▶ [Exercise details] All of the data below must be repeated exactly.

▶ [Data excerpts]
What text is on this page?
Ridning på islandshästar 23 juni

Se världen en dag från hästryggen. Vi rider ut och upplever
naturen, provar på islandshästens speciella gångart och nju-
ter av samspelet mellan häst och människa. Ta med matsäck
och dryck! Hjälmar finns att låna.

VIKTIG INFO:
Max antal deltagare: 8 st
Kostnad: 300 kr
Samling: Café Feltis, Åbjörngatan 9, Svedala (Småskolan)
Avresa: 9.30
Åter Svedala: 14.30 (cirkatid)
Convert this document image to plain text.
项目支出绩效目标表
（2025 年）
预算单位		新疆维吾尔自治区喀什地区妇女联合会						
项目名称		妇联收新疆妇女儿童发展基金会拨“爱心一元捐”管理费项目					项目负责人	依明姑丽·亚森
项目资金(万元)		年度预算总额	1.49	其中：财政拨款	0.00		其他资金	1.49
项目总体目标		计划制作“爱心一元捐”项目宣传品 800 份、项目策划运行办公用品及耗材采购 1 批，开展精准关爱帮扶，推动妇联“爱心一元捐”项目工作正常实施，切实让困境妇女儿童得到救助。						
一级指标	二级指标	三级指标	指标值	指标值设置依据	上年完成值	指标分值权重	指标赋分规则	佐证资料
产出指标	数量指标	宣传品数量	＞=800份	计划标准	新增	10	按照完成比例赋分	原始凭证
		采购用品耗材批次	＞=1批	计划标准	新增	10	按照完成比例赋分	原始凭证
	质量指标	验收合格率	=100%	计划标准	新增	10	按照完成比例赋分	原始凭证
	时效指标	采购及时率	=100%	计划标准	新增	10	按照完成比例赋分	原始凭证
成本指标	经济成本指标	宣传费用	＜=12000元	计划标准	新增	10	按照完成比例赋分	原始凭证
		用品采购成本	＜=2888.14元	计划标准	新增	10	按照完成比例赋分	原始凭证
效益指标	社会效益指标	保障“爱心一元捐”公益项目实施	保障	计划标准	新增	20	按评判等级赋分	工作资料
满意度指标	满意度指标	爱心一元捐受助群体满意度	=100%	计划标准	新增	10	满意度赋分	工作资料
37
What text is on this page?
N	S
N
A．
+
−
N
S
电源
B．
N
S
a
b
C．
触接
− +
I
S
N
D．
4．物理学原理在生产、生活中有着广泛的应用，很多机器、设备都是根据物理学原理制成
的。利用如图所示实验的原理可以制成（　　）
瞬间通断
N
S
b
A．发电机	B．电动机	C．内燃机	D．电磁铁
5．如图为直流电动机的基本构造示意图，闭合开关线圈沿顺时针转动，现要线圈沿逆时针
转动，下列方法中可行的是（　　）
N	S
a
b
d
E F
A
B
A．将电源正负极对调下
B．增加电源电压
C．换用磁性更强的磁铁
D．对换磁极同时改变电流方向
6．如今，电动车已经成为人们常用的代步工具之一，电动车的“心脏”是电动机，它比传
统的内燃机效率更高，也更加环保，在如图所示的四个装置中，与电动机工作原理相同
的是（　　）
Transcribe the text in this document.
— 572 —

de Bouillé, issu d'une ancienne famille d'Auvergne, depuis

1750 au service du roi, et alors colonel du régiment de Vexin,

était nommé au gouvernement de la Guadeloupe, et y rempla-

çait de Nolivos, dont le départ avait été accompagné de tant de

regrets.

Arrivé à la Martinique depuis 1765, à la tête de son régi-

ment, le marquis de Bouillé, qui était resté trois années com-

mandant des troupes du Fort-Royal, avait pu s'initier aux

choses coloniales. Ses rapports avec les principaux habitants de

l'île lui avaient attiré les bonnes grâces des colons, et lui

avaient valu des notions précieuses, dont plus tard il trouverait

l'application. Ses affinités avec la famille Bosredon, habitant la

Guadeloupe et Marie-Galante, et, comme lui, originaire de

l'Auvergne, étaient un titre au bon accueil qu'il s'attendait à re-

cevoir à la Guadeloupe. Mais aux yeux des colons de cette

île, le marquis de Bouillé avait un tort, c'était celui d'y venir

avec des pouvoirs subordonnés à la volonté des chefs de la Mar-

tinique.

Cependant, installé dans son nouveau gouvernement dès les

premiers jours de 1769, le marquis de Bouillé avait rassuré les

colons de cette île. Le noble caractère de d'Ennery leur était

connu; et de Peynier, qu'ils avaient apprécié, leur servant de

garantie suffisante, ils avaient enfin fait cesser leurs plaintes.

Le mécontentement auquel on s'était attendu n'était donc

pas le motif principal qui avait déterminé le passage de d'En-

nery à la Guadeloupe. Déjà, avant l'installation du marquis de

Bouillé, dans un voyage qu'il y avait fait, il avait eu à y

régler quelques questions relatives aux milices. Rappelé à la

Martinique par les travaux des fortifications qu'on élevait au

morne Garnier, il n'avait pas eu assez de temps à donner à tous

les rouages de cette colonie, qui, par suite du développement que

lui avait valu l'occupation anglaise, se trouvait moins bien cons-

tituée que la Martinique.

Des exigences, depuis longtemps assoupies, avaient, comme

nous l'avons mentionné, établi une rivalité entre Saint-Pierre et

▶ [Output below]
What text is on this page?
Ridning på islandshästar 23 juni

Se världen en dag från hästryggen. Vi rider ut och upplever
naturen, provar på islandshästens speciella gångart och nju-
ter av samspelet mellan häst och människa. Ta med matsäck
och dryck! Hjälmar finns att låna.

VIKTIG INFO:
Max antal deltagare: 8 st
Kostnad: 300 kr
Samling: Café Feltis, Åbjörngatan 9, Svedala (Småskolan)
Avresa: 9.30
Åter Svedala: 14.30 (cirkatid)
Convert this document image to plain text.
项目支出绩效目标表
（2025 年）
预算单位		新疆维吾尔自治区喀什地区妇女联合会						
项目名称		妇联收新疆妇女儿童发展基金会拨“爱心一元捐”管理费项目					项目负责人	依明姑丽·亚森
项目资金(万元)		年度预算总额	1.49	其中：财政拨款	0.00		其他资金	1.49
项目总体目标		计划制作“爱心一元捐”项目宣传品 800 份、项目策划运行办公用品及耗材采购 1 批，开展精准关爱帮扶，推动妇联“爱心一元捐”项目工作正常实施，切实让困境妇女儿童得到救助。						
一级指标	二级指标	三级指标	指标值	指标值设置依据	上年完成值	指标分值权重	指标赋分规则	佐证资料
产出指标	数量指标	宣传品数量	＞=800份	计划标准	新增	10	按照完成比例赋分	原始凭证
		采购用品耗材批次	＞=1批	计划标准	新增	10	按照完成比例赋分	原始凭证
	质量指标	验收合格率	=100%	计划标准	新增	10	按照完成比例赋分	原始凭证
	时效指标	采购及时率	=100%	计划标准	新增	10	按照完成比例赋分	原始凭证
成本指标	经济成本指标	宣传费用	＜=12000元	计划标准	新增	10	按照完成比例赋分	原始凭证
		用品采购成本	＜=2888.14元	计划标准	新增	10	按照完成比例赋分	原始凭证
效益指标	社会效益指标	保障“爱心一元捐”公益项目实施	保障	计划标准	新增	20	按评判等级赋分	工作资料
满意度指标	满意度指标	爱心一元捐受助群体满意度	=100%	计划标准	新增	10	满意度赋分	工作资料
37
What text is on this page?
N	S
N
A．
+
−
N
S
电源
B．
N
S
a
b
C．
触接
− +
I
S
N
D．
4．物理学原理在生产、生活中有着广泛的应用，很多机器、设备都是根据物理学原理制成
的。利用如图所示实验的原理可以制成（　　）
瞬间通断
N
S
b
A．发电机	B．电动机	C．内燃机	D．电磁铁
5．如图为直流电动机的基本构造示意图，闭合开关线圈沿顺时针转动，现要线圈沿逆时针
转动，下列方法中可行的是（　　）
N	S
a
b
d
E F
A
B
A．将电源正负极对调下
B．增加电源电压
C．换用磁性更强的磁铁
D．对换磁极同时改变电流方向
6．如今，电动车已经成为人们常用的代步工具之一，电动车的“心脏”是电动机，它比传
统的内燃机效率更高，也更加环保，在如图所示的四个装置中，与电动机工作原理相同
的是（　　）
Transcribe the text in this document.
— 572 —

de Bouillé, issu d'une ancienne famille d'Auvergne, depuis

1750 au service du roi, et alors colonel du régiment de Vexin,

était nommé au gouvernement de la Guadeloupe, et y rempla-

çait de Nolivos, dont le départ avait été accompagné de tant de

regrets.

Arrivé à la Martinique depuis 1765, à la tête de son régi-

ment, le marquis de Bouillé, qui était resté trois années com-

mandant des troupes du Fort-Royal, avait pu s'initier aux

choses coloniales. Ses rapports avec les principaux habitants de

l'île lui avaient attiré les bonnes grâces des colons, et lui

avaient valu des notions précieuses, dont plus tard il trouverait

l'application. Ses affinités avec la famille Bosredon, habitant la

Guadeloupe et Marie-Galante, et, comme lui, originaire de

l'Auvergne, étaient un titre au bon accueil qu'il s'attendait à re-

cevoir à la Guadeloupe. Mais aux yeux des colons de cette

île, le marquis de Bouillé avait un tort, c'était celui d'y venir

avec des pouvoirs subordonnés à la volonté des chefs de la Mar-

tinique.

Cependant, installé dans son nouveau gouvernement dès les

premiers jours de 1769, le marquis de Bouillé avait rassuré les

colons de cette île. Le noble caractère de d'Ennery leur était

connu; et de Peynier, qu'ils avaient apprécié, leur servant de

garantie suffisante, ils avaient enfin fait cesser leurs plaintes.

Le mécontentement auquel on s'était attendu n'était donc

pas le motif principal qui avait déterminé le passage de d'En-

nery à la Guadeloupe. Déjà, avant l'installation du marquis de

Bouillé, dans un voyage qu'il y avait fait, il avait eu à y

régler quelques questions relatives aux milices. Rappelé à la

Martinique par les travaux des fortifications qu'on élevait au

morne Garnier, il n'avait pas eu assez de temps à donner à tous

les rouages de cette colonie, qui, par suite du développement que

lui avait valu l'occupation anglaise, se trouvait moins bien cons-

tituée que la Martinique.

Des exigences, depuis longtemps assoupies, avaient, comme

nous l'avons mentionné, établi une rivalité entre Saint-Pierre et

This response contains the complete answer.